Saved entries:
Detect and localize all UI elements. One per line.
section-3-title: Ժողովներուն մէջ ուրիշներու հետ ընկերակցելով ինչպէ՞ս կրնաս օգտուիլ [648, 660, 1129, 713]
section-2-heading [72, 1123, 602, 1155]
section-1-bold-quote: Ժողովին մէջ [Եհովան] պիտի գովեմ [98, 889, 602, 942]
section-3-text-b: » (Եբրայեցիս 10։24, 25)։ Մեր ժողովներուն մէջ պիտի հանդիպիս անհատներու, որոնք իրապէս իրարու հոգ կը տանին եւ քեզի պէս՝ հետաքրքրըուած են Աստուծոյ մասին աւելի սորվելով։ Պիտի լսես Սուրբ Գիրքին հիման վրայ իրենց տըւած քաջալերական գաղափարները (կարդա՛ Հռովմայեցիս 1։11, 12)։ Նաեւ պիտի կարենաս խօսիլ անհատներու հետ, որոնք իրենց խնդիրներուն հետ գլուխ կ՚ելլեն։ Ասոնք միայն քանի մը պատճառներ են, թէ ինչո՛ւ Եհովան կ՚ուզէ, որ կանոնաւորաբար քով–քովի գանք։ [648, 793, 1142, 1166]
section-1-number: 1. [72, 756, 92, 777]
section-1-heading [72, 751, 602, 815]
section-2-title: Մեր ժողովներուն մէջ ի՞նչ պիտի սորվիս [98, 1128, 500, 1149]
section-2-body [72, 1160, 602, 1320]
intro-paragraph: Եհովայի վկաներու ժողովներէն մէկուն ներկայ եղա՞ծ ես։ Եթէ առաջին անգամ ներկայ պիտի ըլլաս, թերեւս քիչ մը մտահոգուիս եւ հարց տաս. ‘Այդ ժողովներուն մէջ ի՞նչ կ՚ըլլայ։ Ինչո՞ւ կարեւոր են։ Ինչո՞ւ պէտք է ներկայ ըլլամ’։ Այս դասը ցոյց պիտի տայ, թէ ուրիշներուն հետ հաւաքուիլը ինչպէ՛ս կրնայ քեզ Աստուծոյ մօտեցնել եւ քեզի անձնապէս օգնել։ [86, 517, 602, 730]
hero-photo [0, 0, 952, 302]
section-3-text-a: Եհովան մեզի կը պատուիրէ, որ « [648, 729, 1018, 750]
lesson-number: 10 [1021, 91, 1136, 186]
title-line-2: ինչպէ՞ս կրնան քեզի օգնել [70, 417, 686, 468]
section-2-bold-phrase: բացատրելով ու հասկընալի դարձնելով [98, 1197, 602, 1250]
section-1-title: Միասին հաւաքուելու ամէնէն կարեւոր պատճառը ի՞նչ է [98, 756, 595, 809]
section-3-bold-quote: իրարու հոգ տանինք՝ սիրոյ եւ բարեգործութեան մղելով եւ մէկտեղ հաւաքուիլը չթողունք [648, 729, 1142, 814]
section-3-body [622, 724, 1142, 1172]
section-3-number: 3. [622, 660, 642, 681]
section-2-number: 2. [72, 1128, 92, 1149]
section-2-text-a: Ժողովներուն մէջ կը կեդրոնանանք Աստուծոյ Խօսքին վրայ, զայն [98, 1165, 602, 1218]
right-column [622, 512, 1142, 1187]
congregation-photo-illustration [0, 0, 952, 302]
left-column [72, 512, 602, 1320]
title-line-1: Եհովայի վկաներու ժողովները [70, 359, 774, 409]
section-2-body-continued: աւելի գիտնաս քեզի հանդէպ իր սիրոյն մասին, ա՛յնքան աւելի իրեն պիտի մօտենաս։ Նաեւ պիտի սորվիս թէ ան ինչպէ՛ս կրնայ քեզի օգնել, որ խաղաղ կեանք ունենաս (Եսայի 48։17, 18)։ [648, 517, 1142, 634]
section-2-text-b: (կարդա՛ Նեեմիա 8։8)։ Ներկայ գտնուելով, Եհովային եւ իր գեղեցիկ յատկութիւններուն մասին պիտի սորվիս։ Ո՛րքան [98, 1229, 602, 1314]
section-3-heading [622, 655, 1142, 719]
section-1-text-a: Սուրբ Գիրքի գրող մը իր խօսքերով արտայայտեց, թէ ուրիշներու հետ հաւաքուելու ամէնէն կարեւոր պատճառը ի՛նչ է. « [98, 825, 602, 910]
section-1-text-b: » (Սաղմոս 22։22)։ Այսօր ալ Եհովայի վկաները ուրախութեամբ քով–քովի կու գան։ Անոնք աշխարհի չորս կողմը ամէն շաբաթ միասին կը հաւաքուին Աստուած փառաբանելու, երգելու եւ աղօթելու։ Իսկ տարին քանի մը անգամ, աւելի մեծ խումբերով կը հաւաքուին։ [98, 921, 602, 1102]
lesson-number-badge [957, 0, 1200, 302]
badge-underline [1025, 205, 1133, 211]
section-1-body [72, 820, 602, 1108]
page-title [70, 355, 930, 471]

## [Required task]
Can you format every line of the material above as a numbered list, leaving out any blank lines?

## [Exercise response]
1. Detect and localize all UI elements. One per line.
2. section-3-title: Ժողովներուն մէջ ուրիշներու հետ ընկերակցելով ինչպէ՞ս կրնաս օգտուիլ [648, 660, 1129, 713]
3. section-2-heading [72, 1123, 602, 1155]
4. section-1-bold-quote: Ժողովին մէջ [Եհովան] պիտի գովեմ [98, 889, 602, 942]
5. section-3-text-b: » (Եբրայեցիս 10։24, 25)։ Մեր ժողովներուն մէջ պիտի հանդիպիս անհատներու, որոնք իրապէս իրարու հոգ կը տանին եւ քեզի պէս՝ հետաքրքրըուած են Աստուծոյ մասին աւելի սորվելով։ Պիտի լսես Սուրբ Գիրքին հիման վրայ իրենց տըւած քաջալերական գաղափարները (կարդա՛ Հռովմայեցիս 1։11, 12)։ Նաեւ պիտի կարենաս խօսիլ անհատներու հետ, որոնք իրենց խնդիրներուն հետ գլուխ կ՚ելլեն։ Ասոնք միայն քանի մը պատճառներ են, թէ ինչո՛ւ Եհովան կ՚ուզէ, որ կանոնաւորաբար քով–քովի գանք։ [648, 793, 1142, 1166]
6. section-1-number: 1. [72, 756, 92, 777]
7. section-1-heading [72, 751, 602, 815]
8. section-2-title: Մեր ժողովներուն մէջ ի՞նչ պիտի սորվիս [98, 1128, 500, 1149]
9. section-2-body [72, 1160, 602, 1320]
10. intro-paragraph: Եհովայի վկաներու ժողովներէն մէկուն ներկայ եղա՞ծ ես։ Եթէ առաջին անգամ ներկայ պիտի ըլլաս, թերեւս քիչ մը մտահոգուիս եւ հարց տաս. ‘Այդ ժողովներուն մէջ ի՞նչ կ՚ըլլայ։ Ինչո՞ւ կարեւոր են։ Ինչո՞ւ պէտք է ներկայ ըլլամ’։ Այս դասը ցոյց պիտի տայ, թէ ուրիշներուն հետ հաւաքուիլը ինչպէ՛ս կրնայ քեզ Աստուծոյ մօտեցնել եւ քեզի անձնապէս օգնել։ [86, 517, 602, 730]
11. hero-photo [0, 0, 952, 302]
12. section-3-text-a: Եհովան մեզի կը պատուիրէ, որ « [648, 729, 1018, 750]
13. lesson-number: 10 [1021, 91, 1136, 186]
14. title-line-2: ինչպէ՞ս կրնան քեզի օգնել [70, 417, 686, 468]
15. section-2-bold-phrase: բացատրելով ու հասկընալի դարձնելով [98, 1197, 602, 1250]
16. section-1-title: Միասին հաւաքուելու ամէնէն կարեւոր պատճառը ի՞նչ է [98, 756, 595, 809]
17. section-3-bold-quote: իրարու հոգ տանինք՝ սիրոյ եւ բարեգործութեան մղելով եւ մէկտեղ հաւաքուիլը չթողունք [648, 729, 1142, 814]
18. section-3-body [622, 724, 1142, 1172]
19. section-3-number: 3. [622, 660, 642, 681]
20. section-2-number: 2. [72, 1128, 92, 1149]
21. section-2-text-a: Ժողովներուն մէջ կը կեդրոնանանք Աստուծոյ Խօսքին վրայ, զայն [98, 1165, 602, 1218]
22. right-column [622, 512, 1142, 1187]
23. congregation-photo-illustration [0, 0, 952, 302]
24. left-column [72, 512, 602, 1320]
25. title-line-1: Եհովայի վկաներու ժողովները [70, 359, 774, 409]
26. section-2-body-continued: աւելի գիտնաս քեզի հանդէպ իր սիրոյն մասին, ա՛յնքան աւելի իրեն պիտի մօտենաս։ Նաեւ պիտի սորվիս թէ ան ինչպէ՛ս կրնայ քեզի օգնել, որ խաղաղ կեանք ունենաս (Եսայի 48։17, 18)։ [648, 517, 1142, 634]
27. section-2-text-b: (կարդա՛ Նեեմիա 8։8)։ Ներկայ գտնուելով, Եհովային եւ իր գեղեցիկ յատկութիւններուն մասին պիտի սորվիս։ Ո՛րքան [98, 1229, 602, 1314]
28. section-3-heading [622, 655, 1142, 719]
29. section-1-text-a: Սուրբ Գիրքի գրող մը իր խօսքերով արտայայտեց, թէ ուրիշներու հետ հաւաքուելու ամէնէն կարեւոր պատճառը ի՛նչ է. « [98, 825, 602, 910]
30. section-1-text-b: » (Սաղմոս 22։22)։ Այսօր ալ Եհովայի վկաները ուրախութեամբ քով–քովի կու գան։ Անոնք աշխարհի չորս կողմը ամէն շաբաթ միասին կը հաւաքուին Աստուած փառաբանելու, երգելու եւ աղօթելու։ Իսկ տարին քանի մը անգամ, աւելի մեծ խումբերով կը հաւաքուին։ [98, 921, 602, 1102]
31. lesson-number-badge [957, 0, 1200, 302]
32. badge-underline [1025, 205, 1133, 211]
33. section-1-body [72, 820, 602, 1108]
34. page-title [70, 355, 930, 471]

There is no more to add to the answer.